• _Task input_
┏━━
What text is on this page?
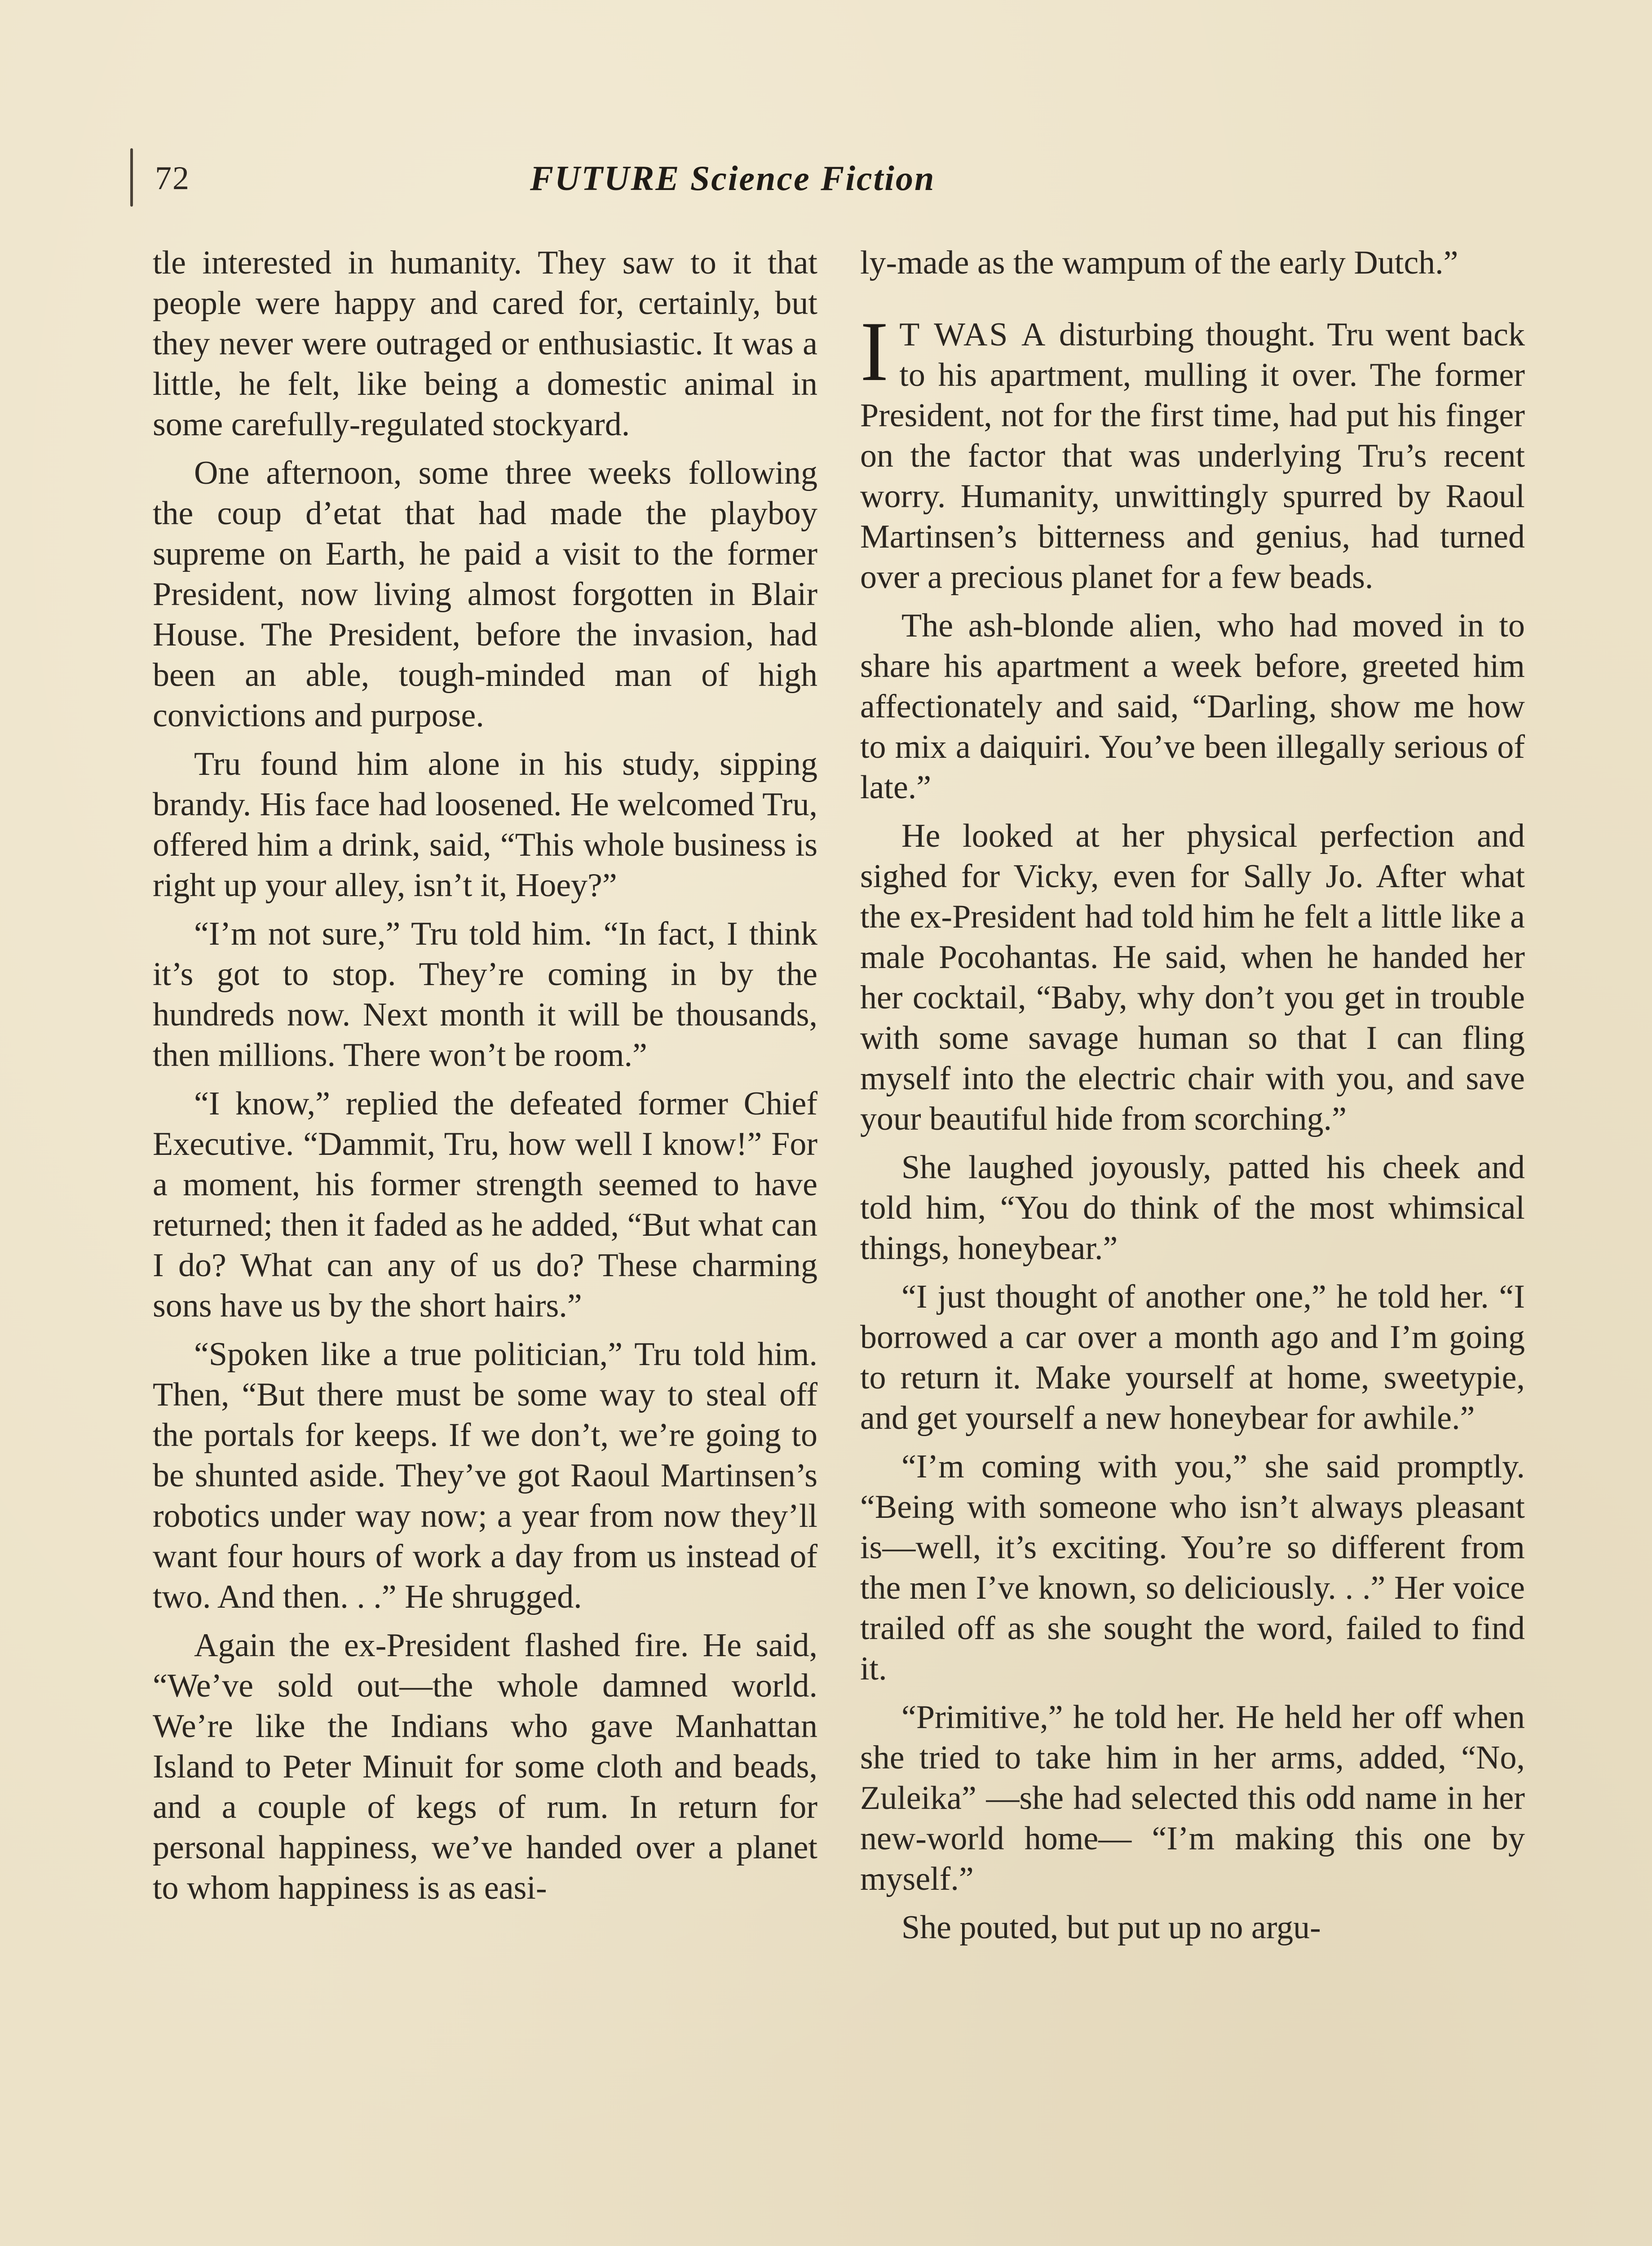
72	FUTURE Science Fiction

tle interested in humanity. They saw to it that people were happy and cared for, certainly, but they never were outraged or enthusiastic. It was a little, he felt, like being a domestic animal in some carefully-regulated stockyard.

One afternoon, some three weeks following the coup d’etat that had made the playboy supreme on Earth, he paid a visit to the former President, now living almost forgotten in Blair House. The President, before the invasion, had been an able, tough-minded man of high convictions and purpose.

Tru found him alone in his study, sipping brandy. His face had loosened. He welcomed Tru, offered him a drink, said, “This whole business is right up your alley, isn’t it, Hoey?”

“I’m not sure,” Tru told him. “In fact, I think it’s got to stop. They’re coming in by the hundreds now. Next month it will be thousands, then millions. There won’t be room.”

“I know,” replied the defeated former Chief Executive. “Dammit, Tru, how well I know!” For a moment, his former strength seemed to have returned; then it faded as he added, “But what can I do? What can any of us do? These charming sons have us by the short hairs.”

“Spoken like a true politician,” Tru told him. Then, “But there must be some way to steal off the portals for keeps. If we don’t, we’re going to be shunted aside. They’ve got Raoul Martinsen’s robotics under way now; a year from now they’ll want four hours of work a day from us instead of two. And then. . .” He shrugged.

Again the ex-President flashed fire. He said, “We’ve sold out—the whole damned world. We’re like the Indians who gave Manhattan Island to Peter Minuit for some cloth and beads, and a couple of kegs of rum. In return for personal happiness, we’ve handed over a planet to whom happiness is as easi-

ly-made as the wampum of the early Dutch.”

I T WAS A disturbing thought. Tru went back to his apartment, mulling it over. The former President, not for the first time, had put his finger on the factor that was underlying Tru’s recent worry. Humanity, unwittingly spurred by Raoul Martinsen’s bitterness and genius, had turned over a precious planet for a few beads.

The ash-blonde alien, who had moved in to share his apartment a week before, greeted him affectionately and said, “Darling, show me how to mix a daiquiri. You’ve been illegally serious of late.”

He looked at her physical perfection and sighed for Vicky, even for Sally Jo. After what the ex-President had told him he felt a little like a male Pocohantas. He said, when he handed her her cocktail, “Baby, why don’t you get in trouble with some savage human so that I can fling myself into the electric chair with you, and save your beautiful hide from scorching.”

She laughed joyously, patted his cheek and told him, “You do think of the most whimsical things, honeybear.”

“I just thought of another one,” he told her. “I borrowed a car over a month ago and I’m going to return it. Make yourself at home, sweetypie, and get yourself a new honeybear for awhile.”

“I’m coming with you,” she said promptly. “Being with someone who isn’t always pleasant is—well, it’s exciting. You’re so different from the men I’ve known, so deliciously. . .” Her voice trailed off as she sought the word, failed to find it.

“Primitive,” he told her. He held her off when she tried to take him in her arms, added, “No, Zuleika” —she had selected this odd name in her new-world home— “I’m making this one by myself.”

She pouted, but put up no argu-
┗━━
• _Exercise aim_
Reproduce the material in its entirety and word for word, without the pictures.

• _Written answer_
What text is on this page?
72	FUTURE Science Fiction

tle interested in humanity. They saw to it that people were happy and cared for, certainly, but they never were outraged or enthusiastic. It was a little, he felt, like being a domestic animal in some carefully-regulated stockyard.

One afternoon, some three weeks following the coup d’etat that had made the playboy supreme on Earth, he paid a visit to the former President, now living almost forgotten in Blair House. The President, before the invasion, had been an able, tough-minded man of high convictions and purpose.

Tru found him alone in his study, sipping brandy. His face had loosened. He welcomed Tru, offered him a drink, said, “This whole business is right up your alley, isn’t it, Hoey?”

“I’m not sure,” Tru told him. “In fact, I think it’s got to stop. They’re coming in by the hundreds now. Next month it will be thousands, then millions. There won’t be room.”

“I know,” replied the defeated former Chief Executive. “Dammit, Tru, how well I know!” For a moment, his former strength seemed to have returned; then it faded as he added, “But what can I do? What can any of us do? These charming sons have us by the short hairs.”

“Spoken like a true politician,” Tru told him. Then, “But there must be some way to steal off the portals for keeps. If we don’t, we’re going to be shunted aside. They’ve got Raoul Martinsen’s robotics under way now; a year from now they’ll want four hours of work a day from us instead of two. And then. . .” He shrugged.

Again the ex-President flashed fire. He said, “We’ve sold out—the whole damned world. We’re like the Indians who gave Manhattan Island to Peter Minuit for some cloth and beads, and a couple of kegs of rum. In return for personal happiness, we’ve handed over a planet to whom happiness is as easi-

ly-made as the wampum of the early Dutch.”

I T WAS A disturbing thought. Tru went back to his apartment, mulling it over. The former President, not for the first time, had put his finger on the factor that was underlying Tru’s recent worry. Humanity, unwittingly spurred by Raoul Martinsen’s bitterness and genius, had turned over a precious planet for a few beads.

The ash-blonde alien, who had moved in to share his apartment a week before, greeted him affectionately and said, “Darling, show me how to mix a daiquiri. You’ve been illegally serious of late.”

He looked at her physical perfection and sighed for Vicky, even for Sally Jo. After what the ex-President had told him he felt a little like a male Pocohantas. He said, when he handed her her cocktail, “Baby, why don’t you get in trouble with some savage human so that I can fling myself into the electric chair with you, and save your beautiful hide from scorching.”

She laughed joyously, patted his cheek and told him, “You do think of the most whimsical things, honeybear.”

“I just thought of another one,” he told her. “I borrowed a car over a month ago and I’m going to return it. Make yourself at home, sweetypie, and get yourself a new honeybear for awhile.”

“I’m coming with you,” she said promptly. “Being with someone who isn’t always pleasant is—well, it’s exciting. You’re so different from the men I’ve known, so deliciously. . .” Her voice trailed off as she sought the word, failed to find it.

“Primitive,” he told her. He held her off when she tried to take him in her arms, added, “No, Zuleika” —she had selected this odd name in her new-world home— “I’m making this one by myself.”

She pouted, but put up no argu-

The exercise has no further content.